### DOCUMENT

An online banner ad impression can last a mere glimpse of a second because the page it is seen on is flicked through. For example, image galleries in news articles change banner every time you look at a new picture. It can also be an impression that happens to be seen only in part because the user didn’t scroll enough to see it in full, or in worst cases, be triggered fraudulently by placing its tracking tag without actually ever displaying that impression.

CPCs can also be a flawed indicator. It tells us that someone has clicked the ad, but does not guarantee this click has any value. It could be an unintended click by the user, or simply doesn’t translate into more than a couple of seconds’ visit on your website.

The problem is that this outdated KPI framework has opened the door to those who wish to abuse it and greatly facilitates the deterioration of the online ad inventory.

The optimist will remind you we have existing solutions to at least curb this trend. Ad viewability measures have been in the market for a few years now, and viewability standards have finally been recognized in the U.S.

Sadly, we are still lagging behind as solutions to help track ad viewability are not welcomed with open arms.

One of the most basic solutions required to measure viewability is third-party ad-serving, i.e. having an independent provider serve the ad, not the publisher. Many sites do not like them because they can hurt their bottom line (for a variety of reasons, some valid, some less defendable), and many brands do not push actively for them because they come with a cost they are not willing to pay.

######
### EXTRACTED ENTRIES

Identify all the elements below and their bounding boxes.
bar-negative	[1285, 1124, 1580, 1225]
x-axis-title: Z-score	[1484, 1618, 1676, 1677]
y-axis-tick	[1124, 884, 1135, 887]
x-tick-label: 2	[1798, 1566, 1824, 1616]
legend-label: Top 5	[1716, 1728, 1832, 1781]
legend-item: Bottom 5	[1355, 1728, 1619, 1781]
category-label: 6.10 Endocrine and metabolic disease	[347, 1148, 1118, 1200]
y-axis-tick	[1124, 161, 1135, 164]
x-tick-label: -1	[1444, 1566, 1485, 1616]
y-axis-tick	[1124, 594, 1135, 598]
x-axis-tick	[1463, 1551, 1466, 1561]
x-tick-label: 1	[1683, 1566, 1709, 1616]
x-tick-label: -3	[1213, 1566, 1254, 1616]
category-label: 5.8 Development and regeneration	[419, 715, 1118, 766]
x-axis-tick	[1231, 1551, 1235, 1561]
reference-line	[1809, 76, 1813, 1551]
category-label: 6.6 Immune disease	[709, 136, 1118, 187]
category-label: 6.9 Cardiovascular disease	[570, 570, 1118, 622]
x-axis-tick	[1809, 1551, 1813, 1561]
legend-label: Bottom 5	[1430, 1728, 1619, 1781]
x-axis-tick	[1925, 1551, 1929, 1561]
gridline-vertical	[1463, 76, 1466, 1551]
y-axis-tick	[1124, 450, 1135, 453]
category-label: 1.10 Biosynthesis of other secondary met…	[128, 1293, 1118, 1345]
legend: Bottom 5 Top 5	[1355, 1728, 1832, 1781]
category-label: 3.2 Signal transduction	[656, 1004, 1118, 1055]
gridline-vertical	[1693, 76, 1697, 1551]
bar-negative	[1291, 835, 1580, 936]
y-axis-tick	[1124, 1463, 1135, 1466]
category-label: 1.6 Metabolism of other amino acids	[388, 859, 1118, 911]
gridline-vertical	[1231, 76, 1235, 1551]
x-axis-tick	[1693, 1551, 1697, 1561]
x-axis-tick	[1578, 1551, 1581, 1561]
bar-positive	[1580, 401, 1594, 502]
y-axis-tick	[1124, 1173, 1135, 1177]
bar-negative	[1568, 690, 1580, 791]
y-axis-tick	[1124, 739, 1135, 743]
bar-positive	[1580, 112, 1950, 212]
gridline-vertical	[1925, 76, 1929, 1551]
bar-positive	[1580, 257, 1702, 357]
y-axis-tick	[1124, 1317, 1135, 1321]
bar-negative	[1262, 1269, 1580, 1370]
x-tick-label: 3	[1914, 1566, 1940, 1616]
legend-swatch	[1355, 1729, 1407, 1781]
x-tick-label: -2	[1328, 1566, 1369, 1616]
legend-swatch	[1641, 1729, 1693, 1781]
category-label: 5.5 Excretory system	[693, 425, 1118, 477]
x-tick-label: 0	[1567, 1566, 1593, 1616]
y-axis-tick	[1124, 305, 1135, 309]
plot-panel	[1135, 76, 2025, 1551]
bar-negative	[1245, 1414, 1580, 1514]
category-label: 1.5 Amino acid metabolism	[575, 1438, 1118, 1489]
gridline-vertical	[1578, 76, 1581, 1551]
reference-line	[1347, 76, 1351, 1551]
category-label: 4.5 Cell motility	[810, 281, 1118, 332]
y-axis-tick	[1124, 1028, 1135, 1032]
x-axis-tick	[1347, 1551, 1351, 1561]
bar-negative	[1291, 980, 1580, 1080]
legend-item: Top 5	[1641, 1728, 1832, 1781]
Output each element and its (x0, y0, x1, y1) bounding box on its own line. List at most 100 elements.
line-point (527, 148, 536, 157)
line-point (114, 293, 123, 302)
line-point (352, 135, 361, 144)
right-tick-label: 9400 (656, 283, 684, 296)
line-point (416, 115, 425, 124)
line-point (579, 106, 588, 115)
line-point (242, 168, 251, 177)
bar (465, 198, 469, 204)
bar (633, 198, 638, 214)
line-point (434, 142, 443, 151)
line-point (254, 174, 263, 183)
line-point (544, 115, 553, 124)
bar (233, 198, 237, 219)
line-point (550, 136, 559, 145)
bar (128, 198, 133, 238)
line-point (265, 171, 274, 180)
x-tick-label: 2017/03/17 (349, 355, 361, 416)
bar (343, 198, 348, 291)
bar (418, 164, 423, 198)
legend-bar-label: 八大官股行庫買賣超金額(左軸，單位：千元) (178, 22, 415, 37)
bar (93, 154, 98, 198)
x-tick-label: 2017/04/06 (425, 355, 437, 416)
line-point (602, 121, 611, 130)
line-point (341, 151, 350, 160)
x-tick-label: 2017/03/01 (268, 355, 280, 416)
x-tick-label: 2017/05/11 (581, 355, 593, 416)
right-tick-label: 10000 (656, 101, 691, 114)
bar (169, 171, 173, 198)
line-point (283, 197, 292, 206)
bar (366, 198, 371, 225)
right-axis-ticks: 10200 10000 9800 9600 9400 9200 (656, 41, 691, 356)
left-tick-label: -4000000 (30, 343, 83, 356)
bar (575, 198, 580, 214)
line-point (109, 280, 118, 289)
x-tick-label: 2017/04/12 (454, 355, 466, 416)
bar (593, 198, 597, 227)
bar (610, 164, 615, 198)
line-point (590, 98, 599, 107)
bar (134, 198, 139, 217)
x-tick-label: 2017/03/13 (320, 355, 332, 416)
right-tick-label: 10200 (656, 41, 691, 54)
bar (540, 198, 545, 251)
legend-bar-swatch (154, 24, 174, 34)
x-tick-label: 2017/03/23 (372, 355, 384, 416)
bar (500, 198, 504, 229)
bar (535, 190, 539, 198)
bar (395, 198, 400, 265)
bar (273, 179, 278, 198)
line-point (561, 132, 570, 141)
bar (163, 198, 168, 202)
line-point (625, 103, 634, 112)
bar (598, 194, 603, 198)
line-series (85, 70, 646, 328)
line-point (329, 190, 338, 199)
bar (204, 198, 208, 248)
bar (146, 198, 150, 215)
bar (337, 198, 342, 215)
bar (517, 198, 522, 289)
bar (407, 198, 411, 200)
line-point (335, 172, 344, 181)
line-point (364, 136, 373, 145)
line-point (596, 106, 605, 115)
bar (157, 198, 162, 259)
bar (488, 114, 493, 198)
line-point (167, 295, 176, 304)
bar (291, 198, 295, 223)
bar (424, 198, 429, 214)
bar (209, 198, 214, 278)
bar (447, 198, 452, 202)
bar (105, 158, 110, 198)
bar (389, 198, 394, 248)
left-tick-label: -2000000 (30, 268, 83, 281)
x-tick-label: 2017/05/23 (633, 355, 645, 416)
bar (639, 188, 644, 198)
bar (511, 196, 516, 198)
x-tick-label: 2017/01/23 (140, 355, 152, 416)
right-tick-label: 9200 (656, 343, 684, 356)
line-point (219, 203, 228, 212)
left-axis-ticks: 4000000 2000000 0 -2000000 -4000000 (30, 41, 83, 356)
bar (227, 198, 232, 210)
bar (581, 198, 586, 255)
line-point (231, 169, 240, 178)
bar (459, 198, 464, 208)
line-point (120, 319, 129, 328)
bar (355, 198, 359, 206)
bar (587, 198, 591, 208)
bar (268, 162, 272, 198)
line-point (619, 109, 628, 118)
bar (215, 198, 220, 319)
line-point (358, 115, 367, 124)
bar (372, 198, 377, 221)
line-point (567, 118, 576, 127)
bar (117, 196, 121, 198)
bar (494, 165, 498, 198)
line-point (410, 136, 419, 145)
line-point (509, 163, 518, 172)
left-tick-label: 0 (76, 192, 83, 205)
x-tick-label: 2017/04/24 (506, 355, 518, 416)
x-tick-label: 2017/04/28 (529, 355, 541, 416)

######

→ **EXERCISE DETAILS**: Continue the passage on online ad metrics and viewability from where it stops.

→ **SOLVED PROBLEM**:
So imagine how much appetite there is in the market for viewability solutions, which require investment from both third-party ad serving and tracking of viewability.

All this does matter if the digital industry wants to remain healthy as a demand building advertising platform. When a large portion of inventory shows little to no value, many publishers and digital marketers are bound to wake up with a severe hangover.

The bottom line is that everyone needs to change. Publishers will lose that fight in the long term and need to focus on quality inventory and transparency. This means offering impressions that are in sight for at least a few seconds at the very least, and allowing third-party ad-serving of their inventory. But this can only happen if brands make the effort and investment to look at the right metrics, and understand that in the long-term this will drive to inflation of online costs for impressions.

It cannot just be about the stick, it also needs a carrot.

And finally, looking into the mirror, agencies cannot just be bystanders and hide behind the status quo. We need to maintain pressure on all sides to evangelize better ways, champion the discussion with our clients, and support publishers who are willing to change.

Image via Shutterstock.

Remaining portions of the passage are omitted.